- [Exercise aim] Single out the lines of the material that contain "group" and copy them.
** Begin Exercise input **
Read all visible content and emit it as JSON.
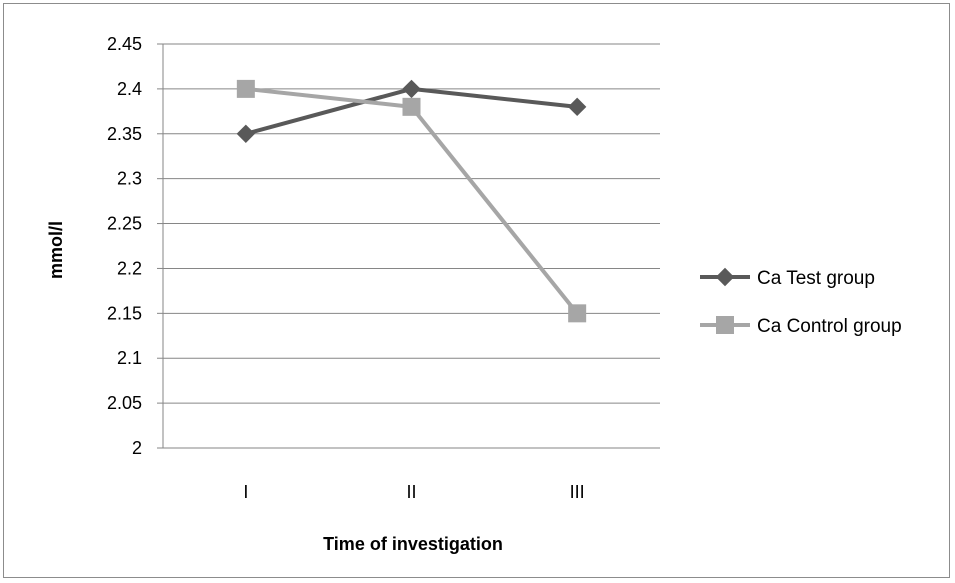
{
  "chart_data": {
    "type": "line",
    "categories": [
      "I",
      "II",
      "III"
    ],
    "series": [
      {
        "name": "Ca Test group",
        "values": [
          2.35,
          2.4,
          2.38
        ],
        "color": "#595959",
        "marker": "diamond"
      },
      {
        "name": "Ca Control group",
        "values": [
          2.4,
          2.38,
          2.15
        ],
        "color": "#a6a6a6",
        "marker": "square"
      }
    ],
    "xlabel": "Time of investigation",
    "ylabel": "mmol/l",
    "ylim": [
      2,
      2.45
    ],
    "yticks": [
      "2",
      "2.05",
      "2.1",
      "2.15",
      "2.2",
      "2.25",
      "2.3",
      "2.35",
      "2.4",
      "2.45"
    ],
    "grid": true,
    "legend": "right"
  }
}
** End Exercise input **
- [Result for this task]
        "name": "Ca Test group",
        "name": "Ca Control group",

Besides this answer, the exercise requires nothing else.